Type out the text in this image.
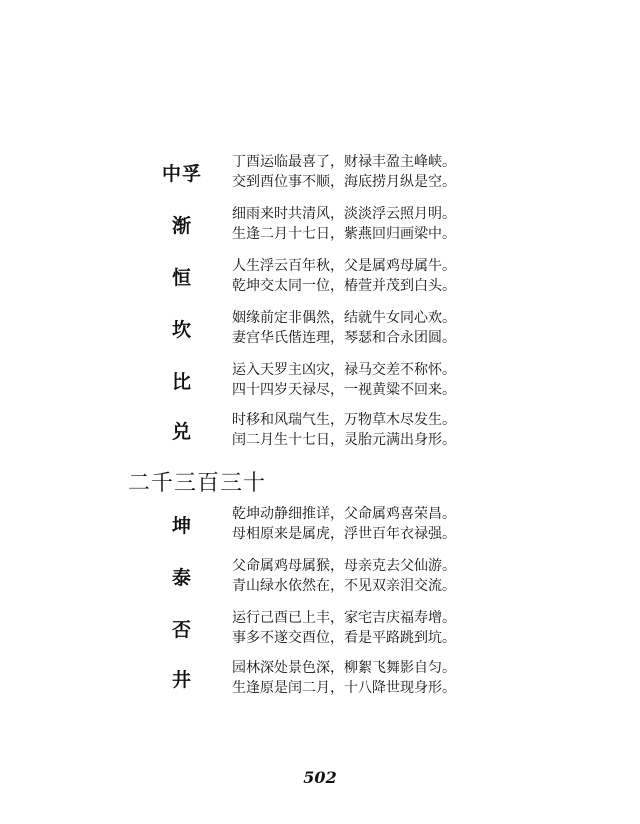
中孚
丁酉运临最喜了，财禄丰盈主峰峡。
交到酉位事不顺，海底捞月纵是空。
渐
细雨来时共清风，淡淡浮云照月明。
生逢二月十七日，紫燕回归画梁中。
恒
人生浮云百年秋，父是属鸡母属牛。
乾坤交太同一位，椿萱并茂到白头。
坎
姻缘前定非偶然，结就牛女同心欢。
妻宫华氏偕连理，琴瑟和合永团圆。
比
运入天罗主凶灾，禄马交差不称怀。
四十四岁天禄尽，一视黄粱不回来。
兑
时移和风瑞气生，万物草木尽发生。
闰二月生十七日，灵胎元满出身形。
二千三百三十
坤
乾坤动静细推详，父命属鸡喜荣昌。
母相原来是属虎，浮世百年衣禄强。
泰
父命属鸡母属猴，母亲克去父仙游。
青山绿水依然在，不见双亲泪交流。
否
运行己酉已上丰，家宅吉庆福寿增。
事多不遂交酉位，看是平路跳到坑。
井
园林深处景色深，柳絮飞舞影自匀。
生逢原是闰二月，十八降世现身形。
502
========================================
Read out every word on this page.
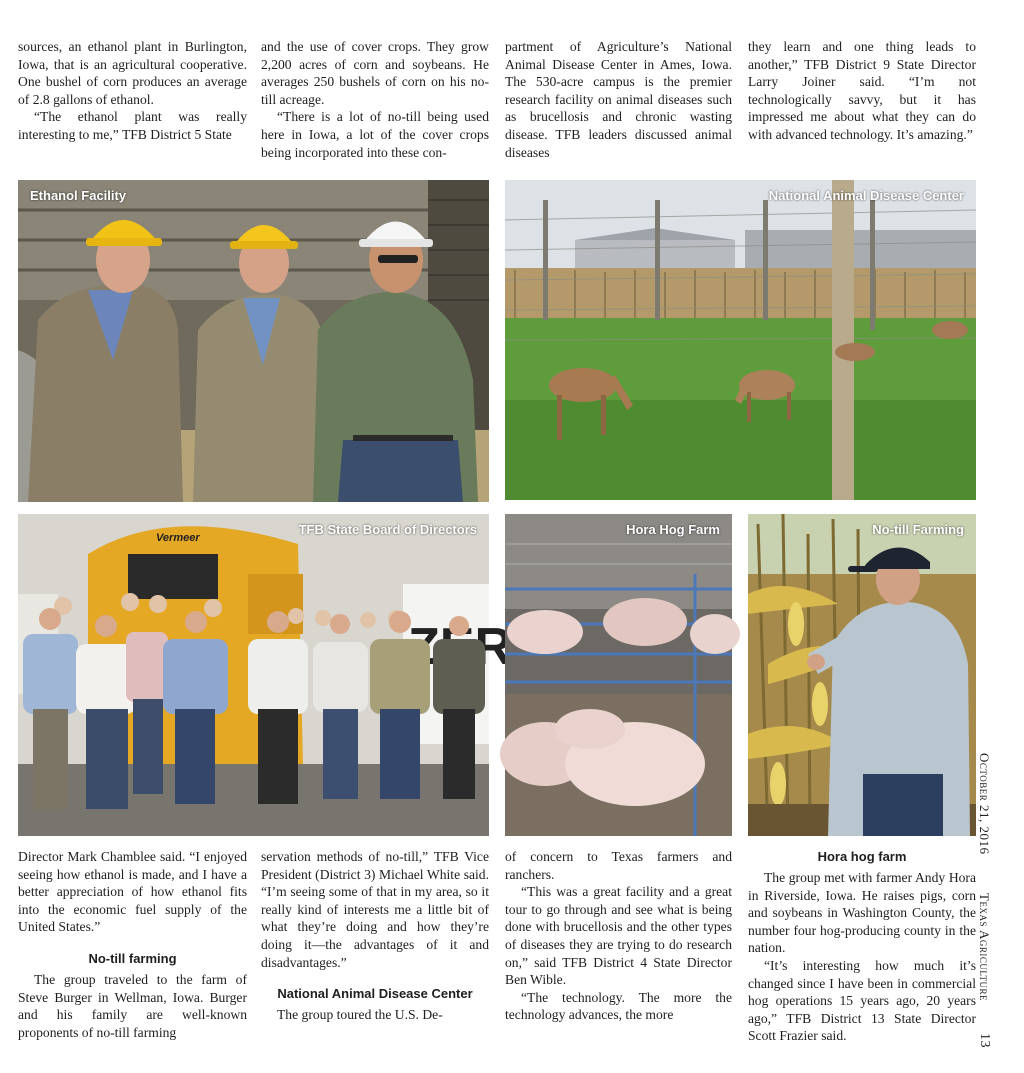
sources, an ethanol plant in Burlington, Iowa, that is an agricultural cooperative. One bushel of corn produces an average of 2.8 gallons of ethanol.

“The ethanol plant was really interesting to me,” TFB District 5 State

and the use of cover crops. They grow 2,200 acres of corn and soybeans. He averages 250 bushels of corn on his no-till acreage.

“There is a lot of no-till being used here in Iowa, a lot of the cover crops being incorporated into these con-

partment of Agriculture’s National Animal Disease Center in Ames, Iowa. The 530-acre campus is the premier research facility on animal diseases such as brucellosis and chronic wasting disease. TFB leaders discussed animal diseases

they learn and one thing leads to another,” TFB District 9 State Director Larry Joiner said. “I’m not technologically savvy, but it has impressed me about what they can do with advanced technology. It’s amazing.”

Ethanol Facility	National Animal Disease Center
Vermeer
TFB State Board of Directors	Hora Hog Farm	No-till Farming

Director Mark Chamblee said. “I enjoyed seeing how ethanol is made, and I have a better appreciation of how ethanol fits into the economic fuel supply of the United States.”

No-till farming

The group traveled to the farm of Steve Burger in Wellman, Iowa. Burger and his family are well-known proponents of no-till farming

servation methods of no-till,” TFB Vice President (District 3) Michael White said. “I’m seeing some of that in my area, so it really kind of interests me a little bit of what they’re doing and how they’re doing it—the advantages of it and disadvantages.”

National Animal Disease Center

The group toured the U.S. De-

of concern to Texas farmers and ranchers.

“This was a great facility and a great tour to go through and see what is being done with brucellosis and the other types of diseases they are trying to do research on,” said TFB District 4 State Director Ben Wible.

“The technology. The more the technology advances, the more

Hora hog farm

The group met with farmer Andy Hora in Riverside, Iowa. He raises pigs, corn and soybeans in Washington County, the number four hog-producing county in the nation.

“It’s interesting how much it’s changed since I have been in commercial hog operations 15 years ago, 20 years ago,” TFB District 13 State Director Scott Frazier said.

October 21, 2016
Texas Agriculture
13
========================================
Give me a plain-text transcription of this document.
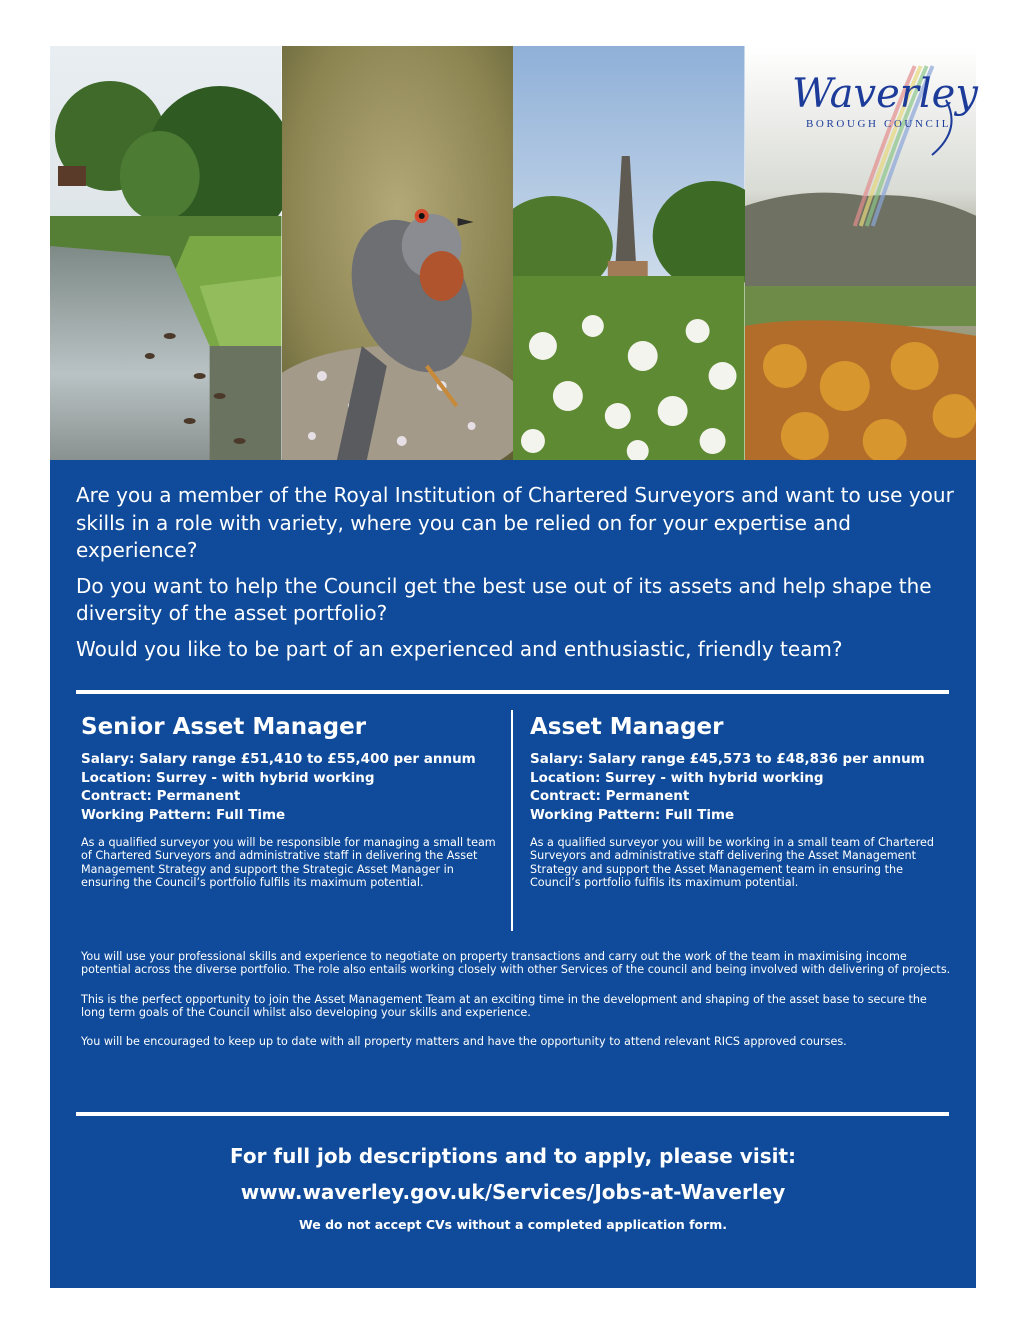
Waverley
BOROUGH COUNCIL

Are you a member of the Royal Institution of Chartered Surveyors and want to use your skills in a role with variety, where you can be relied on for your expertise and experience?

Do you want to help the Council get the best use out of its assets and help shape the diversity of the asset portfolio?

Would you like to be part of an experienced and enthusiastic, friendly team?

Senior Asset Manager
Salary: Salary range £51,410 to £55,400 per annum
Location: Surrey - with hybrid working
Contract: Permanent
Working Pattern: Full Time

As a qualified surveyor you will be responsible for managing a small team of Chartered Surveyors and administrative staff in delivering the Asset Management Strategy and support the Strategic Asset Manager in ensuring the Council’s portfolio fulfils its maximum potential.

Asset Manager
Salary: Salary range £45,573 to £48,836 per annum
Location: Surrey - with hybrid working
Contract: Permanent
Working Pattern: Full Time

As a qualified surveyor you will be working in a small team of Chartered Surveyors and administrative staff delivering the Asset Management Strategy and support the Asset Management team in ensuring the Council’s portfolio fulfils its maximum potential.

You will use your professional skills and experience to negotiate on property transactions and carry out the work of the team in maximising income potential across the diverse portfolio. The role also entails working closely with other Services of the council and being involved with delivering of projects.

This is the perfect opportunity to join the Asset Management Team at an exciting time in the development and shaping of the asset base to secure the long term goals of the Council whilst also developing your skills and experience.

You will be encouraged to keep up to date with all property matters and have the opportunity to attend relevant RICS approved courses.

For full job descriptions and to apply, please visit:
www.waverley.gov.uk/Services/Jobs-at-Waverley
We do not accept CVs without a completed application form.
========================================
**Written problem:** Only the number is required: the count of lines containing the word "text".

**Right answer:** 2